Exercise brief:
Reproduce the entries in full, with no changes.

Recorded data:

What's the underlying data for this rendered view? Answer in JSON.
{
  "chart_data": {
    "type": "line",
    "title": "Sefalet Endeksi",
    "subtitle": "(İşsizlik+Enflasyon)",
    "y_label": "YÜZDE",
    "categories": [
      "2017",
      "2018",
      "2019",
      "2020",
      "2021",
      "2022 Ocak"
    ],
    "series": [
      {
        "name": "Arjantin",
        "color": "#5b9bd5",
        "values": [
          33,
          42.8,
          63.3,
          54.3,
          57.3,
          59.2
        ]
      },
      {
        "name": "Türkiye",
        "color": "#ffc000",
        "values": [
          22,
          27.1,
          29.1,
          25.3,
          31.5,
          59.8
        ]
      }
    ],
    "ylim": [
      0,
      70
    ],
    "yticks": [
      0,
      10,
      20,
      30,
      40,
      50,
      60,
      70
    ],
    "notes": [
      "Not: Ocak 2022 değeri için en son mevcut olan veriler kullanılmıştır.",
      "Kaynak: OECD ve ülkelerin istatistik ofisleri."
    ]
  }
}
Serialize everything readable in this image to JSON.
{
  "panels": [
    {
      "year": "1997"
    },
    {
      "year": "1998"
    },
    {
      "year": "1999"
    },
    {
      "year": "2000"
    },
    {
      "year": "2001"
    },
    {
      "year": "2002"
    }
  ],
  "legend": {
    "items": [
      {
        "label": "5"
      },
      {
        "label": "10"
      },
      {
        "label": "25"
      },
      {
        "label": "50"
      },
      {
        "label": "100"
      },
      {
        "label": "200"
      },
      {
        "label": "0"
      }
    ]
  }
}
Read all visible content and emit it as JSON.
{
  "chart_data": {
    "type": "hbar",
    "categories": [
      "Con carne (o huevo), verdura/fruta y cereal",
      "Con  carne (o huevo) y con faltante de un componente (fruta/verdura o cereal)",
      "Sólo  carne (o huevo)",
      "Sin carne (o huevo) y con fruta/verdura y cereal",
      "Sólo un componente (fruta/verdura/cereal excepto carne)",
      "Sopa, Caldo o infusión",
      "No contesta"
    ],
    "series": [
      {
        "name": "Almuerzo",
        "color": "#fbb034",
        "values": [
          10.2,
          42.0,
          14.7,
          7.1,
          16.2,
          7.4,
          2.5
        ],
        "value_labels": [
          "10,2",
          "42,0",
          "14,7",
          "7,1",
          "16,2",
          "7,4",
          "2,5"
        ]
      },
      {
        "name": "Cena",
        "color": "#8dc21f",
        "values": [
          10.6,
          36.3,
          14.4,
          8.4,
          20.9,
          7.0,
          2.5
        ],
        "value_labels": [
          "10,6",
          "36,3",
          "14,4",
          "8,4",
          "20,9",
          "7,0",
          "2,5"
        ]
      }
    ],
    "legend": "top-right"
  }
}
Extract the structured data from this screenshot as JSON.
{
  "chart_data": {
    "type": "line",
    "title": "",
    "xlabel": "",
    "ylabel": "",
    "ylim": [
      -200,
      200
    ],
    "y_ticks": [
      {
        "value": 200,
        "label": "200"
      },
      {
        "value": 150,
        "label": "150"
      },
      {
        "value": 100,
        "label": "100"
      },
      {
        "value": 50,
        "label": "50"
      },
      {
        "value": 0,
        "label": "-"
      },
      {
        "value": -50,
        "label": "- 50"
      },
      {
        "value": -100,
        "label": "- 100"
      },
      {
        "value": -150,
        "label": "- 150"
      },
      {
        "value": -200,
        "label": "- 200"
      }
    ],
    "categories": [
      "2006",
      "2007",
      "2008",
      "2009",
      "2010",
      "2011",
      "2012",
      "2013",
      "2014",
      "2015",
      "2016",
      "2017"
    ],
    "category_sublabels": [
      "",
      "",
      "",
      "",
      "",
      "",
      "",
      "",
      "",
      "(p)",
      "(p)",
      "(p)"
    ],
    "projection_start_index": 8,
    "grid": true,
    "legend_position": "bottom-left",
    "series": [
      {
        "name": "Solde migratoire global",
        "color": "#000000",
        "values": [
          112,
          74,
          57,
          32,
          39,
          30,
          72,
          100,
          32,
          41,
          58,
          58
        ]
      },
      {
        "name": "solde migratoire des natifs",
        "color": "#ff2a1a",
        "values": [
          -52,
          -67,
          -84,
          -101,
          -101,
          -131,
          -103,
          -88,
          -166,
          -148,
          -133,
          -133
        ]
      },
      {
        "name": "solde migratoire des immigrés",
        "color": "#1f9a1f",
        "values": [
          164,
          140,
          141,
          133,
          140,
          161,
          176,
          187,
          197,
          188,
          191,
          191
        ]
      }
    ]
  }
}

Output of the exercise:
What's the underlying data for this rendered view? Answer in JSON.
{
  "chart_data": {
    "type": "line",
    "title": "Sefalet Endeksi",
    "subtitle": "(İşsizlik+Enflasyon)",
    "y_label": "YÜZDE",
    "categories": [
      "2017",
      "2018",
      "2019",
      "2020",
      "2021",
      "2022 Ocak"
    ],
    "series": [
      {
        "name": "Arjantin",
        "color": "#5b9bd5",
        "values": [
          33,
          42.8,
          63.3,
          54.3,
          57.3,
          59.2
        ]
      },
      {
        "name": "Türkiye",
        "color": "#ffc000",
        "values": [
          22,
          27.1,
          29.1,
          25.3,
          31.5,
          59.8
        ]
      }
    ],
    "ylim": [
      0,
      70
    ],
    "yticks": [
      0,
      10,
      20,
      30,
      40,
      50,
      60,
      70
    ],
    "notes": [
      "Not: Ocak 2022 değeri için en son mevcut olan veriler kullanılmıştır.",
      "Kaynak: OECD ve ülkelerin istatistik ofisleri."
    ]
  }
}
Serialize everything readable in this image to JSON.
{
  "panels": [
    {
      "year": "1997"
    },
    {
      "year": "1998"
    },
    {
      "year": "1999"
    },
    {
      "year": "2000"
    },
    {
      "year": "2001"
    },
    {
      "year": "2002"
    }
  ],
  "legend": {
    "items": [
      {
        "label": "5"
      },
      {
        "label": "10"
      },
      {
        "label": "25"
      },
      {
        "label": "50"
      },
      {
        "label": "100"
      },
      {
        "label": "200"
      },
      {
        "label": "0"
      }
    ]
  }
}
Read all visible content and emit it as JSON.
{
  "chart_data": {
    "type": "hbar",
    "categories": [
      "Con carne (o huevo), verdura/fruta y cereal",
      "Con  carne (o huevo) y con faltante de un componente (fruta/verdura o cereal)",
      "Sólo  carne (o huevo)",
      "Sin carne (o huevo) y con fruta/verdura y cereal",
      "Sólo un componente (fruta/verdura/cereal excepto carne)",
      "Sopa, Caldo o infusión",
      "No contesta"
    ],
    "series": [
      {
        "name": "Almuerzo",
        "color": "#fbb034",
        "values": [
          10.2,
          42.0,
          14.7,
          7.1,
          16.2,
          7.4,
          2.5
        ],
        "value_labels": [
          "10,2",
          "42,0",
          "14,7",
          "7,1",
          "16,2",
          "7,4",
          "2,5"
        ]
      },
      {
        "name": "Cena",
        "color": "#8dc21f",
        "values": [
          10.6,
          36.3,
          14.4,
          8.4,
          20.9,
          7.0,
          2.5
        ],
        "value_labels": [
          "10,6",
          "36,3",
          "14,4",
          "8,4",
          "20,9",
          "7,0",
          "2,5"
        ]
      }
    ],
    "legend": "top-right"
  }
}
Extract the structured data from this screenshot as JSON.
{
  "chart_data": {
    "type": "line",
    "title": "",
    "xlabel": "",
    "ylabel": "",
    "ylim": [
      -200,
      200
    ],
    "y_ticks": [
      {
        "value": 200,
        "label": "200"
      },
      {
        "value": 150,
        "label": "150"
      },
      {
        "value": 100,
        "label": "100"
      },
      {
        "value": 50,
        "label": "50"
      },
      {
        "value": 0,
        "label": "-"
      },
      {
        "value": -50,
        "label": "- 50"
      },
      {
        "value": -100,
        "label": "- 100"
      },
      {
        "value": -150,
        "label": "- 150"
      },
      {
        "value": -200,
        "label": "- 200"
      }
    ],
    "categories": [
      "2006",
      "2007",
      "2008",
      "2009",
      "2010",
      "2011",
      "2012",
      "2013",
      "2014",
      "2015",
      "2016",
      "2017"
    ],
    "category_sublabels": [
      "",
      "",
      "",
      "",
      "",
      "",
      "",
      "",
      "",
      "(p)",
      "(p)",
      "(p)"
    ],
    "projection_start_index": 8,
    "grid": true,
    "legend_position": "bottom-left",
    "series": [
      {
        "name": "Solde migratoire global",
        "color": "#000000",
        "values": [
          112,
          74,
          57,
          32,
          39,
          30,
          72,
          100,
          32,
          41,
          58,
          58
        ]
      },
      {
        "name": "solde migratoire des natifs",
        "color": "#ff2a1a",
        "values": [
          -52,
          -67,
          -84,
          -101,
          -101,
          -131,
          -103,
          -88,
          -166,
          -148,
          -133,
          -133
        ]
      },
      {
        "name": "solde migratoire des immigrés",
        "color": "#1f9a1f",
        "values": [
          164,
          140,
          141,
          133,
          140,
          161,
          176,
          187,
          197,
          188,
          191,
          191
        ]
      }
    ]
  }
}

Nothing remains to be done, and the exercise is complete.